■ Task description ■
Each entry below should be returned exactly as is, with the pictures removed.

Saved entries
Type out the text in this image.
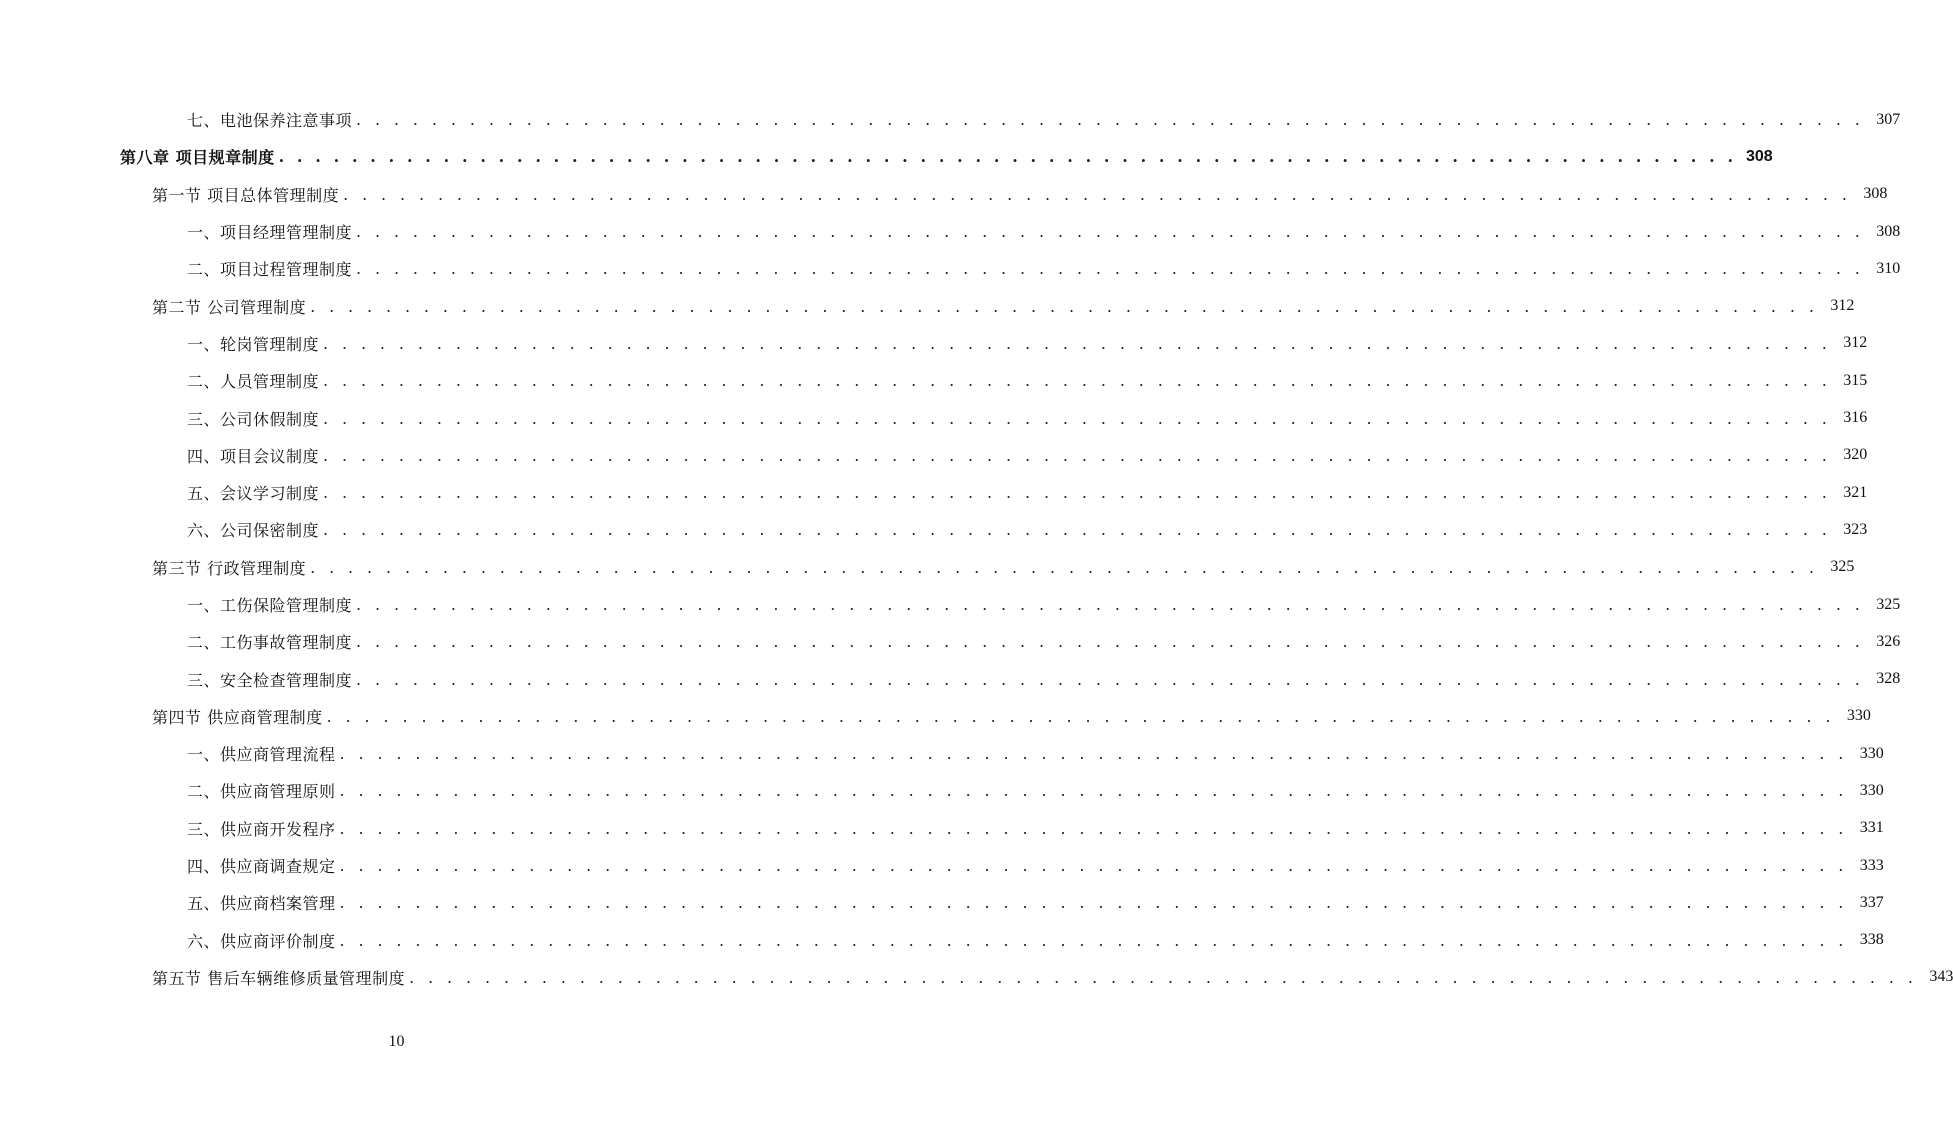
七、电池保养注意事项 . . . . . . . . . . . . . . . . . . . . . . . . . . . . . . . . . . . . . . . . . . . . . . . . . . . . . . . . . . . . . . . . . . . . . . . . . . . . . . . . 307
第八章 项目规章制度 . . . . . . . . . . . . . . . . . . . . . . . . . . . . . . . . . . . . . . . . . . . . . . . . . . . . . . . . . . . . . . . . . . . . . . . . . . . . . . . . 308
第一节 项目总体管理制度 . . . . . . . . . . . . . . . . . . . . . . . . . . . . . . . . . . . . . . . . . . . . . . . . . . . . . . . . . . . . . . . . . . . . . . . . . . . . . . . . 308
一、项目经理管理制度 . . . . . . . . . . . . . . . . . . . . . . . . . . . . . . . . . . . . . . . . . . . . . . . . . . . . . . . . . . . . . . . . . . . . . . . . . . . . . . . . 308
二、项目过程管理制度 . . . . . . . . . . . . . . . . . . . . . . . . . . . . . . . . . . . . . . . . . . . . . . . . . . . . . . . . . . . . . . . . . . . . . . . . . . . . . . . . 310
第二节 公司管理制度 . . . . . . . . . . . . . . . . . . . . . . . . . . . . . . . . . . . . . . . . . . . . . . . . . . . . . . . . . . . . . . . . . . . . . . . . . . . . . . . . 312
一、轮岗管理制度 . . . . . . . . . . . . . . . . . . . . . . . . . . . . . . . . . . . . . . . . . . . . . . . . . . . . . . . . . . . . . . . . . . . . . . . . . . . . . . . . 312
二、人员管理制度 . . . . . . . . . . . . . . . . . . . . . . . . . . . . . . . . . . . . . . . . . . . . . . . . . . . . . . . . . . . . . . . . . . . . . . . . . . . . . . . . 315
三、公司休假制度 . . . . . . . . . . . . . . . . . . . . . . . . . . . . . . . . . . . . . . . . . . . . . . . . . . . . . . . . . . . . . . . . . . . . . . . . . . . . . . . . 316
四、项目会议制度 . . . . . . . . . . . . . . . . . . . . . . . . . . . . . . . . . . . . . . . . . . . . . . . . . . . . . . . . . . . . . . . . . . . . . . . . . . . . . . . . 320
五、会议学习制度 . . . . . . . . . . . . . . . . . . . . . . . . . . . . . . . . . . . . . . . . . . . . . . . . . . . . . . . . . . . . . . . . . . . . . . . . . . . . . . . . 321
六、公司保密制度 . . . . . . . . . . . . . . . . . . . . . . . . . . . . . . . . . . . . . . . . . . . . . . . . . . . . . . . . . . . . . . . . . . . . . . . . . . . . . . . . 323
第三节 行政管理制度 . . . . . . . . . . . . . . . . . . . . . . . . . . . . . . . . . . . . . . . . . . . . . . . . . . . . . . . . . . . . . . . . . . . . . . . . . . . . . . . . 325
一、工伤保险管理制度 . . . . . . . . . . . . . . . . . . . . . . . . . . . . . . . . . . . . . . . . . . . . . . . . . . . . . . . . . . . . . . . . . . . . . . . . . . . . . . . . 325
二、工伤事故管理制度 . . . . . . . . . . . . . . . . . . . . . . . . . . . . . . . . . . . . . . . . . . . . . . . . . . . . . . . . . . . . . . . . . . . . . . . . . . . . . . . . 326
三、安全检查管理制度 . . . . . . . . . . . . . . . . . . . . . . . . . . . . . . . . . . . . . . . . . . . . . . . . . . . . . . . . . . . . . . . . . . . . . . . . . . . . . . . . 328
第四节 供应商管理制度 . . . . . . . . . . . . . . . . . . . . . . . . . . . . . . . . . . . . . . . . . . . . . . . . . . . . . . . . . . . . . . . . . . . . . . . . . . . . . . . . 330
一、供应商管理流程 . . . . . . . . . . . . . . . . . . . . . . . . . . . . . . . . . . . . . . . . . . . . . . . . . . . . . . . . . . . . . . . . . . . . . . . . . . . . . . . . 330
二、供应商管理原则 . . . . . . . . . . . . . . . . . . . . . . . . . . . . . . . . . . . . . . . . . . . . . . . . . . . . . . . . . . . . . . . . . . . . . . . . . . . . . . . . 330
三、供应商开发程序 . . . . . . . . . . . . . . . . . . . . . . . . . . . . . . . . . . . . . . . . . . . . . . . . . . . . . . . . . . . . . . . . . . . . . . . . . . . . . . . . 331
四、供应商调查规定 . . . . . . . . . . . . . . . . . . . . . . . . . . . . . . . . . . . . . . . . . . . . . . . . . . . . . . . . . . . . . . . . . . . . . . . . . . . . . . . . 333
五、供应商档案管理 . . . . . . . . . . . . . . . . . . . . . . . . . . . . . . . . . . . . . . . . . . . . . . . . . . . . . . . . . . . . . . . . . . . . . . . . . . . . . . . . 337
六、供应商评价制度 . . . . . . . . . . . . . . . . . . . . . . . . . . . . . . . . . . . . . . . . . . . . . . . . . . . . . . . . . . . . . . . . . . . . . . . . . . . . . . . . 338
第五节 售后车辆维修质量管理制度 . . . . . . . . . . . . . . . . . . . . . . . . . . . . . . . . . . . . . . . . . . . . . . . . . . . . . . . . . . . . . . . . . . . . . . . . . . . . . . . . 343
10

■ Solution to the problem ■
Type out the text in this image.
七、电池保养注意事项 . . . . . . . . . . . . . . . . . . . . . . . . . . . . . . . . . . . . . . . . . . . . . . . . . . . . . . . . . . . . . . . . . . . . . . . . . . . . . . . . 307
第八章 项目规章制度 . . . . . . . . . . . . . . . . . . . . . . . . . . . . . . . . . . . . . . . . . . . . . . . . . . . . . . . . . . . . . . . . . . . . . . . . . . . . . . . . 308
第一节 项目总体管理制度 . . . . . . . . . . . . . . . . . . . . . . . . . . . . . . . . . . . . . . . . . . . . . . . . . . . . . . . . . . . . . . . . . . . . . . . . . . . . . . . . 308
一、项目经理管理制度 . . . . . . . . . . . . . . . . . . . . . . . . . . . . . . . . . . . . . . . . . . . . . . . . . . . . . . . . . . . . . . . . . . . . . . . . . . . . . . . . 308
二、项目过程管理制度 . . . . . . . . . . . . . . . . . . . . . . . . . . . . . . . . . . . . . . . . . . . . . . . . . . . . . . . . . . . . . . . . . . . . . . . . . . . . . . . . 310
第二节 公司管理制度 . . . . . . . . . . . . . . . . . . . . . . . . . . . . . . . . . . . . . . . . . . . . . . . . . . . . . . . . . . . . . . . . . . . . . . . . . . . . . . . . 312
一、轮岗管理制度 . . . . . . . . . . . . . . . . . . . . . . . . . . . . . . . . . . . . . . . . . . . . . . . . . . . . . . . . . . . . . . . . . . . . . . . . . . . . . . . . 312
二、人员管理制度 . . . . . . . . . . . . . . . . . . . . . . . . . . . . . . . . . . . . . . . . . . . . . . . . . . . . . . . . . . . . . . . . . . . . . . . . . . . . . . . . 315
三、公司休假制度 . . . . . . . . . . . . . . . . . . . . . . . . . . . . . . . . . . . . . . . . . . . . . . . . . . . . . . . . . . . . . . . . . . . . . . . . . . . . . . . . 316
四、项目会议制度 . . . . . . . . . . . . . . . . . . . . . . . . . . . . . . . . . . . . . . . . . . . . . . . . . . . . . . . . . . . . . . . . . . . . . . . . . . . . . . . . 320
五、会议学习制度 . . . . . . . . . . . . . . . . . . . . . . . . . . . . . . . . . . . . . . . . . . . . . . . . . . . . . . . . . . . . . . . . . . . . . . . . . . . . . . . . 321
六、公司保密制度 . . . . . . . . . . . . . . . . . . . . . . . . . . . . . . . . . . . . . . . . . . . . . . . . . . . . . . . . . . . . . . . . . . . . . . . . . . . . . . . . 323
第三节 行政管理制度 . . . . . . . . . . . . . . . . . . . . . . . . . . . . . . . . . . . . . . . . . . . . . . . . . . . . . . . . . . . . . . . . . . . . . . . . . . . . . . . . 325
一、工伤保险管理制度 . . . . . . . . . . . . . . . . . . . . . . . . . . . . . . . . . . . . . . . . . . . . . . . . . . . . . . . . . . . . . . . . . . . . . . . . . . . . . . . . 325
二、工伤事故管理制度 . . . . . . . . . . . . . . . . . . . . . . . . . . . . . . . . . . . . . . . . . . . . . . . . . . . . . . . . . . . . . . . . . . . . . . . . . . . . . . . . 326
三、安全检查管理制度 . . . . . . . . . . . . . . . . . . . . . . . . . . . . . . . . . . . . . . . . . . . . . . . . . . . . . . . . . . . . . . . . . . . . . . . . . . . . . . . . 328
第四节 供应商管理制度 . . . . . . . . . . . . . . . . . . . . . . . . . . . . . . . . . . . . . . . . . . . . . . . . . . . . . . . . . . . . . . . . . . . . . . . . . . . . . . . . 330
一、供应商管理流程 . . . . . . . . . . . . . . . . . . . . . . . . . . . . . . . . . . . . . . . . . . . . . . . . . . . . . . . . . . . . . . . . . . . . . . . . . . . . . . . . 330
二、供应商管理原则 . . . . . . . . . . . . . . . . . . . . . . . . . . . . . . . . . . . . . . . . . . . . . . . . . . . . . . . . . . . . . . . . . . . . . . . . . . . . . . . . 330
三、供应商开发程序 . . . . . . . . . . . . . . . . . . . . . . . . . . . . . . . . . . . . . . . . . . . . . . . . . . . . . . . . . . . . . . . . . . . . . . . . . . . . . . . . 331
四、供应商调查规定 . . . . . . . . . . . . . . . . . . . . . . . . . . . . . . . . . . . . . . . . . . . . . . . . . . . . . . . . . . . . . . . . . . . . . . . . . . . . . . . . 333
五、供应商档案管理 . . . . . . . . . . . . . . . . . . . . . . . . . . . . . . . . . . . . . . . . . . . . . . . . . . . . . . . . . . . . . . . . . . . . . . . . . . . . . . . . 337
六、供应商评价制度 . . . . . . . . . . . . . . . . . . . . . . . . . . . . . . . . . . . . . . . . . . . . . . . . . . . . . . . . . . . . . . . . . . . . . . . . . . . . . . . . 338
第五节 售后车辆维修质量管理制度 . . . . . . . . . . . . . . . . . . . . . . . . . . . . . . . . . . . . . . . . . . . . . . . . . . . . . . . . . . . . . . . . . . . . . . . . . . . . . . . . 343
10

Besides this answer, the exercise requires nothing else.